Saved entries
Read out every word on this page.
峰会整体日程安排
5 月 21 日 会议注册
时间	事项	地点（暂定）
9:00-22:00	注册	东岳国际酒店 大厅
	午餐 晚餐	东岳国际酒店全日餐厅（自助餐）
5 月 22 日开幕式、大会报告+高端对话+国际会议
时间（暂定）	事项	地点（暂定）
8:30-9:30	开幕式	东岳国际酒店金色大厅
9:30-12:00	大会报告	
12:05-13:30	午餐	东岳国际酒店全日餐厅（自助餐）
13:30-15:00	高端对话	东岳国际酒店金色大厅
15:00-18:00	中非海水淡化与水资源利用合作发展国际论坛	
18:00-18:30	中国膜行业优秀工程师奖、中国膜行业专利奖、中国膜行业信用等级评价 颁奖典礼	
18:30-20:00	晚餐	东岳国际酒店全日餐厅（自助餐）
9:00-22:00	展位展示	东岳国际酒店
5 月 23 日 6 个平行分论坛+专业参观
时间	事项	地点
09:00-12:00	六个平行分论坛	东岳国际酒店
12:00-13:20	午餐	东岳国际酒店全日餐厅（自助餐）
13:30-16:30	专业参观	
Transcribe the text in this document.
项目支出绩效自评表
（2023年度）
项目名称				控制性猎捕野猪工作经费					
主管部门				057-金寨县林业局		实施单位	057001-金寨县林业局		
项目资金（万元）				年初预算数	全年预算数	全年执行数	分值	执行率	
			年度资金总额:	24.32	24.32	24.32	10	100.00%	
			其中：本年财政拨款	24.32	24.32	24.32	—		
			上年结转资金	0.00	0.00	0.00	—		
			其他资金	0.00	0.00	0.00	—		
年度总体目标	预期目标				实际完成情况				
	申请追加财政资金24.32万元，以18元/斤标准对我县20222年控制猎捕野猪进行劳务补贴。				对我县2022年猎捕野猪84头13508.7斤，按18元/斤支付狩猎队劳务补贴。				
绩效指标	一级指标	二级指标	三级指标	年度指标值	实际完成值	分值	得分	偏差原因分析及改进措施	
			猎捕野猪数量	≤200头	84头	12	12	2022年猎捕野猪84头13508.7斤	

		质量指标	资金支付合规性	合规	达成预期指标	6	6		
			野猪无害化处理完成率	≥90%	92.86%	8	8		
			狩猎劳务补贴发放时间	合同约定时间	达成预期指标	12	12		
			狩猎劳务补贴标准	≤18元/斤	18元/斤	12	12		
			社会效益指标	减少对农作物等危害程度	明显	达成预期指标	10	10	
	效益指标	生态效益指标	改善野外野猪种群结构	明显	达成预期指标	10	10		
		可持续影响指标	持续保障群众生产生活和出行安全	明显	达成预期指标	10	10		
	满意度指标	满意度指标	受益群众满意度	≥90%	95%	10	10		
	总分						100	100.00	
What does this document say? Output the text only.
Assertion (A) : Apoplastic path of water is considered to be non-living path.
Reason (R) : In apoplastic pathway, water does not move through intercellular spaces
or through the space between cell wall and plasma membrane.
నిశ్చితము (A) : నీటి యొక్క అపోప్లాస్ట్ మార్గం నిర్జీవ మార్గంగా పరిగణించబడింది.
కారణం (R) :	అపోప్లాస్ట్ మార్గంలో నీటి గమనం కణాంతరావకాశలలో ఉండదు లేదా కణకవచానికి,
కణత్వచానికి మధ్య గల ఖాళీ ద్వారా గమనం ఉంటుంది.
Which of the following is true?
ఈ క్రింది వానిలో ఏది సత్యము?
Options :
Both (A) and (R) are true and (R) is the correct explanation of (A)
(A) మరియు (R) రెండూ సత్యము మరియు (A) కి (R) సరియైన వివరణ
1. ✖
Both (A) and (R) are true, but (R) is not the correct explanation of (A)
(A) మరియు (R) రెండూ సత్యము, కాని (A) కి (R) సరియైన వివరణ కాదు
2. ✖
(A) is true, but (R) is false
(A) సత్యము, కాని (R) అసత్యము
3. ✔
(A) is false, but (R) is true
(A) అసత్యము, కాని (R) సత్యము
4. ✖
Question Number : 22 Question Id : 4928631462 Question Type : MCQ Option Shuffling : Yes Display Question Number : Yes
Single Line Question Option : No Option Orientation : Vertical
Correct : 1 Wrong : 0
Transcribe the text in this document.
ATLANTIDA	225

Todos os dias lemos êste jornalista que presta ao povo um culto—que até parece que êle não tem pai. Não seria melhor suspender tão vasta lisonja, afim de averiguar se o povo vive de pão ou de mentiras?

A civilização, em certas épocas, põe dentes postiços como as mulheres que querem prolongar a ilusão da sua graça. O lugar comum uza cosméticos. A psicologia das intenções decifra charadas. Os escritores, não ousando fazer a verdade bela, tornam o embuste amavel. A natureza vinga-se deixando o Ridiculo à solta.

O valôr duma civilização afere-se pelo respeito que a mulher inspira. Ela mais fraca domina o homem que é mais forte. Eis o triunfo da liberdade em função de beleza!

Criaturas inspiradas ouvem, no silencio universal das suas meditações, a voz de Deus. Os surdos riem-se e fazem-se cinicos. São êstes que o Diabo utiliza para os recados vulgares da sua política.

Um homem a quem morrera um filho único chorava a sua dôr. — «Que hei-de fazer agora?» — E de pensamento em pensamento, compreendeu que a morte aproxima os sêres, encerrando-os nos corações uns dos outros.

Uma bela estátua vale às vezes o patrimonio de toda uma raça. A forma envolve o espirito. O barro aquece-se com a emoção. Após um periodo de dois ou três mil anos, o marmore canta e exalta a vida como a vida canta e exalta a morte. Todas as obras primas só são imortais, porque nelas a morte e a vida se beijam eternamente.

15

Given exercise
Write out the full set of records exactly as given.

Result for this exercise
Read out every word on this page.
峰会整体日程安排
5 月 21 日 会议注册
时间	事项	地点（暂定）
9:00-22:00	注册	东岳国际酒店 大厅
	午餐 晚餐	东岳国际酒店全日餐厅（自助餐）
5 月 22 日开幕式、大会报告+高端对话+国际会议
时间（暂定）	事项	地点（暂定）
8:30-9:30	开幕式	东岳国际酒店金色大厅
9:30-12:00	大会报告	
12:05-13:30	午餐	东岳国际酒店全日餐厅（自助餐）
13:30-15:00	高端对话	东岳国际酒店金色大厅
15:00-18:00	中非海水淡化与水资源利用合作发展国际论坛	
18:00-18:30	中国膜行业优秀工程师奖、中国膜行业专利奖、中国膜行业信用等级评价 颁奖典礼	
18:30-20:00	晚餐	东岳国际酒店全日餐厅（自助餐）
9:00-22:00	展位展示	东岳国际酒店
5 月 23 日 6 个平行分论坛+专业参观
时间	事项	地点
09:00-12:00	六个平行分论坛	东岳国际酒店
12:00-13:20	午餐	东岳国际酒店全日餐厅（自助餐）
13:30-16:30	专业参观	
Transcribe the text in this document.
项目支出绩效自评表
（2023年度）
项目名称				控制性猎捕野猪工作经费					
主管部门				057-金寨县林业局		实施单位	057001-金寨县林业局		
项目资金（万元）				年初预算数	全年预算数	全年执行数	分值	执行率	
			年度资金总额:	24.32	24.32	24.32	10	100.00%	
			其中：本年财政拨款	24.32	24.32	24.32	—		
			上年结转资金	0.00	0.00	0.00	—		
			其他资金	0.00	0.00	0.00	—		
年度总体目标	预期目标				实际完成情况				
	申请追加财政资金24.32万元，以18元/斤标准对我县20222年控制猎捕野猪进行劳务补贴。				对我县2022年猎捕野猪84头13508.7斤，按18元/斤支付狩猎队劳务补贴。				
绩效指标	一级指标	二级指标	三级指标	年度指标值	实际完成值	分值	得分	偏差原因分析及改进措施	
			猎捕野猪数量	≤200头	84头	12	12	2022年猎捕野猪84头13508.7斤	

		质量指标	资金支付合规性	合规	达成预期指标	6	6		
			野猪无害化处理完成率	≥90%	92.86%	8	8		
			狩猎劳务补贴发放时间	合同约定时间	达成预期指标	12	12		
			狩猎劳务补贴标准	≤18元/斤	18元/斤	12	12		
			社会效益指标	减少对农作物等危害程度	明显	达成预期指标	10	10	
	效益指标	生态效益指标	改善野外野猪种群结构	明显	达成预期指标	10	10		
		可持续影响指标	持续保障群众生产生活和出行安全	明显	达成预期指标	10	10		
	满意度指标	满意度指标	受益群众满意度	≥90%	95%	10	10		
	总分						100	100.00	
What does this document say? Output the text only.
Assertion (A) : Apoplastic path of water is considered to be non-living path.
Reason (R) : In apoplastic pathway, water does not move through intercellular spaces
or through the space between cell wall and plasma membrane.
నిశ్చితము (A) : నీటి యొక్క అపోప్లాస్ట్ మార్గం నిర్జీవ మార్గంగా పరిగణించబడింది.
కారణం (R) :	అపోప్లాస్ట్ మార్గంలో నీటి గమనం కణాంతరావకాశలలో ఉండదు లేదా కణకవచానికి,
కణత్వచానికి మధ్య గల ఖాళీ ద్వారా గమనం ఉంటుంది.
Which of the following is true?
ఈ క్రింది వానిలో ఏది సత్యము?
Options :
Both (A) and (R) are true and (R) is the correct explanation of (A)
(A) మరియు (R) రెండూ సత్యము మరియు (A) కి (R) సరియైన వివరణ
1. ✖
Both (A) and (R) are true, but (R) is not the correct explanation of (A)
(A) మరియు (R) రెండూ సత్యము, కాని (A) కి (R) సరియైన వివరణ కాదు
2. ✖
(A) is true, but (R) is false
(A) సత్యము, కాని (R) అసత్యము
3. ✔
(A) is false, but (R) is true
(A) అసత్యము, కాని (R) సత్యము
4. ✖
Question Number : 22 Question Id : 4928631462 Question Type : MCQ Option Shuffling : Yes Display Question Number : Yes
Single Line Question Option : No Option Orientation : Vertical
Correct : 1 Wrong : 0
Transcribe the text in this document.
ATLANTIDA	225

Todos os dias lemos êste jornalista que presta ao povo um culto—que até parece que êle não tem pai. Não seria melhor suspender tão vasta lisonja, afim de averiguar se o povo vive de pão ou de mentiras?

A civilização, em certas épocas, põe dentes postiços como as mulheres que querem prolongar a ilusão da sua graça. O lugar comum uza cosméticos. A psicologia das intenções decifra charadas. Os escritores, não ousando fazer a verdade bela, tornam o embuste amavel. A natureza vinga-se deixando o Ridiculo à solta.

O valôr duma civilização afere-se pelo respeito que a mulher inspira. Ela mais fraca domina o homem que é mais forte. Eis o triunfo da liberdade em função de beleza!

Criaturas inspiradas ouvem, no silencio universal das suas meditações, a voz de Deus. Os surdos riem-se e fazem-se cinicos. São êstes que o Diabo utiliza para os recados vulgares da sua política.

Um homem a quem morrera um filho único chorava a sua dôr. — «Que hei-de fazer agora?» — E de pensamento em pensamento, compreendeu que a morte aproxima os sêres, encerrando-os nos corações uns dos outros.

Uma bela estátua vale às vezes o patrimonio de toda uma raça. A forma envolve o espirito. O barro aquece-se com a emoção. Após um periodo de dois ou três mil anos, o marmore canta e exalta a vida como a vida canta e exalta a morte. Todas as obras primas só são imortais, porque nelas a morte e a vida se beijam eternamente.

15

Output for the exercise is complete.